--- begin ---
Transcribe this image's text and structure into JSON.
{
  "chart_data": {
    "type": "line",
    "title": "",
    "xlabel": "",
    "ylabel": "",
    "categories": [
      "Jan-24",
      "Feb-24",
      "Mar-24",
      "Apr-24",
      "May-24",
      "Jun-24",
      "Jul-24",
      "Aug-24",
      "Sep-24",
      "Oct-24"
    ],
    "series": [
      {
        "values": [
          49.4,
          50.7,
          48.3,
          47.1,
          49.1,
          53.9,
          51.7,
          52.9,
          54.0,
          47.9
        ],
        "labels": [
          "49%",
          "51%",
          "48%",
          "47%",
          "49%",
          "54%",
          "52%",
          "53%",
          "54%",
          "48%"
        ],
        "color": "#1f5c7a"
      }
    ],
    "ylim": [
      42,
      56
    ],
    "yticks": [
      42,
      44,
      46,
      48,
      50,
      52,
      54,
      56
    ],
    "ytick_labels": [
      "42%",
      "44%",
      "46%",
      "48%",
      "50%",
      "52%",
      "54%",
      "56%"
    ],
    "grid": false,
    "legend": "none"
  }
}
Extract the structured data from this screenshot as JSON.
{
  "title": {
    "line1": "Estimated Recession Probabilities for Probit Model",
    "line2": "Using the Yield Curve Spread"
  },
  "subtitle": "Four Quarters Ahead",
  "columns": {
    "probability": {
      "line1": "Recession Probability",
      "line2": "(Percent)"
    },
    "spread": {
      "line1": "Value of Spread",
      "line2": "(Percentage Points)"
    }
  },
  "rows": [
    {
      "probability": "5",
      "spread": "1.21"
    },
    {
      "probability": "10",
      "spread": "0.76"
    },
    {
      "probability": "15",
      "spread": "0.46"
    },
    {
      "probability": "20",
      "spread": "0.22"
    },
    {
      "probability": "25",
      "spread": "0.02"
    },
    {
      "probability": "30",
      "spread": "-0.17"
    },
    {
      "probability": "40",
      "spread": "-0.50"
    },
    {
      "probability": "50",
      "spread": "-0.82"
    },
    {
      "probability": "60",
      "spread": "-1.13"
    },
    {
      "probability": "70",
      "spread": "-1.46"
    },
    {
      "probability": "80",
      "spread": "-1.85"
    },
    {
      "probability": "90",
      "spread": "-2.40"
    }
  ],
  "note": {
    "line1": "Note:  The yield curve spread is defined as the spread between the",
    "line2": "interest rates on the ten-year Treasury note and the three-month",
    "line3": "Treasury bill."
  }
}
--- end ---
--- begin ---
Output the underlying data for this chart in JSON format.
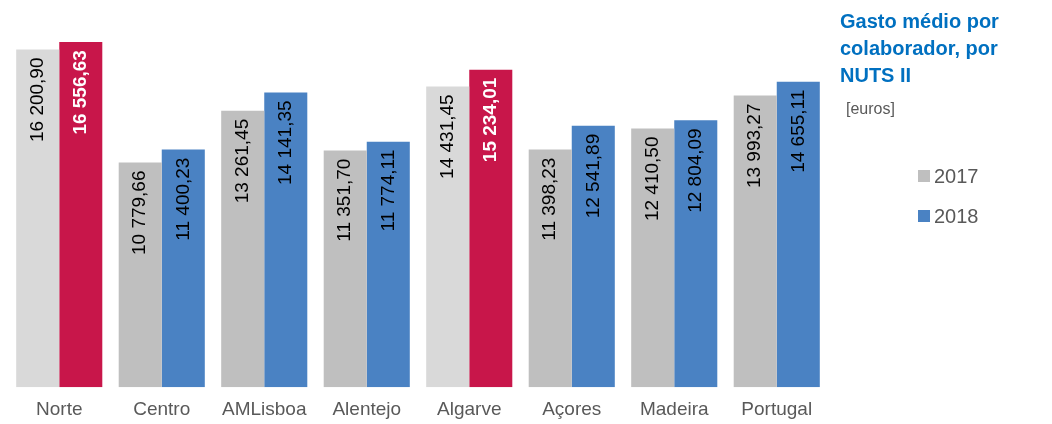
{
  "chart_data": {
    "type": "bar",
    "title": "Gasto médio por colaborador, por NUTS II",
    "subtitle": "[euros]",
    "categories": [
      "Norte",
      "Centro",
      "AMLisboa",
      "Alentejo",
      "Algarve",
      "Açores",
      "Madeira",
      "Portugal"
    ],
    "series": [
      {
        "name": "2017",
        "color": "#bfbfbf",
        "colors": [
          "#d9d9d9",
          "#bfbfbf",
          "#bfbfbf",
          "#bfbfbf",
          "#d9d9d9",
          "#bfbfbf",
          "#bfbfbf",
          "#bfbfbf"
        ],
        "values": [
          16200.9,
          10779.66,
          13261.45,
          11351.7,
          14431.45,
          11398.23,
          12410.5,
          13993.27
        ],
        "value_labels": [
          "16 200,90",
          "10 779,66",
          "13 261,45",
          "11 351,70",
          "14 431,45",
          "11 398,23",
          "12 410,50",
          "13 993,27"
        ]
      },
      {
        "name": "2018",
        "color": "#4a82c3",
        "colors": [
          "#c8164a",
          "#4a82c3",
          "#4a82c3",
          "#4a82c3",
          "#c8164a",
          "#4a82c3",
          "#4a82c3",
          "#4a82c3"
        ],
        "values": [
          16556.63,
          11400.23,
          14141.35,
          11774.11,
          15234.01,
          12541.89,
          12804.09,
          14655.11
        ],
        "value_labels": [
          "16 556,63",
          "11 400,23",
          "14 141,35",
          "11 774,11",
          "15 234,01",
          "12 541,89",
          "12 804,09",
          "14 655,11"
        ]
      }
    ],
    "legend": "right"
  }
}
--- end ---
--- begin ---
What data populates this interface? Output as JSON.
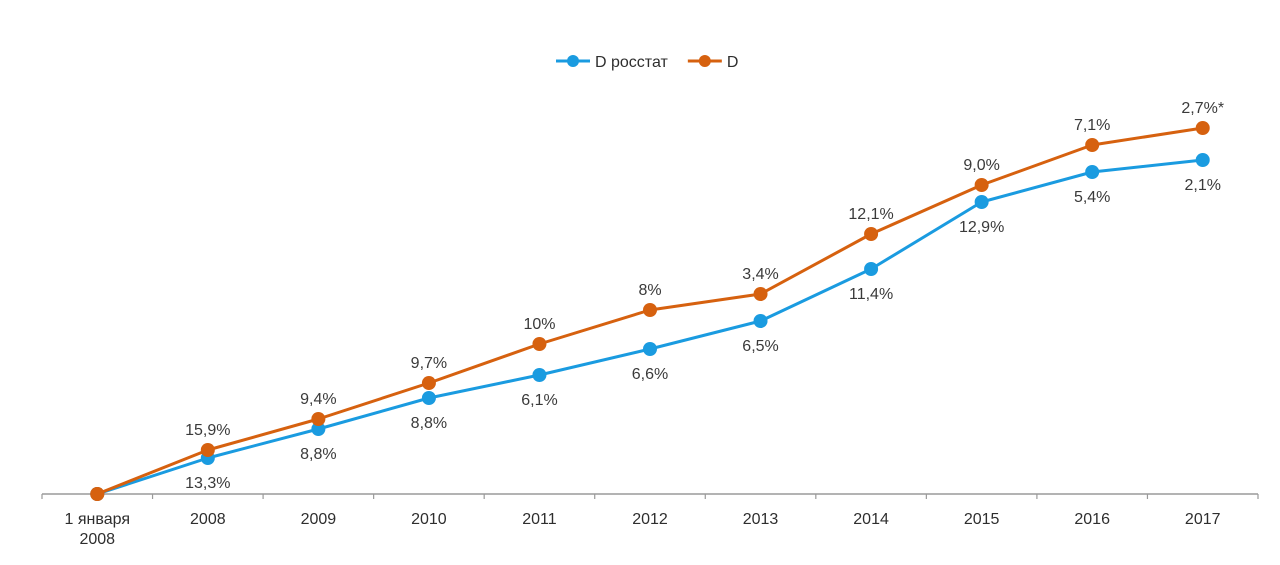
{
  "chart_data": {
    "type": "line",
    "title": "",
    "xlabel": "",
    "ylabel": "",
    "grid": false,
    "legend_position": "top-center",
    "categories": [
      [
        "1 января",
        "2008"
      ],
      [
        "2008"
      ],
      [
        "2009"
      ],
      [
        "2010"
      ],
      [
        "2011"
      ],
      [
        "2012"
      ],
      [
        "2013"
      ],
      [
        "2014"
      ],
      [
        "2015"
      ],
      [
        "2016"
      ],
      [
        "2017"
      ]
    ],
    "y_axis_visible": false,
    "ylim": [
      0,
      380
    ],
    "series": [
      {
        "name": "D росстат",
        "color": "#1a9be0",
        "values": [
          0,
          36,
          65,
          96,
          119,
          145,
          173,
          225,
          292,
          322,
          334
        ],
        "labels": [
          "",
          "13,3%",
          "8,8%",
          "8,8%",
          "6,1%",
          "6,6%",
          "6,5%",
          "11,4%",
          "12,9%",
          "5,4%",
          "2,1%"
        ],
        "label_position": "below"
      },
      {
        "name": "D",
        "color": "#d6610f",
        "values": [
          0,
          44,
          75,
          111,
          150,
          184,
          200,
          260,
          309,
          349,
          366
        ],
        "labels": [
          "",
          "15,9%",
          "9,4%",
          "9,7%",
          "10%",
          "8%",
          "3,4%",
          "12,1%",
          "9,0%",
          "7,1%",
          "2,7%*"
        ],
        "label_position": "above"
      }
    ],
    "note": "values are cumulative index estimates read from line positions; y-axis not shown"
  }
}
--- end ---
Task goal: Your task is to list each line of the records with the word "Output".

Written response:
Output the underlying data for this chart in JSON format.
What data populates this interface? Output as JSON.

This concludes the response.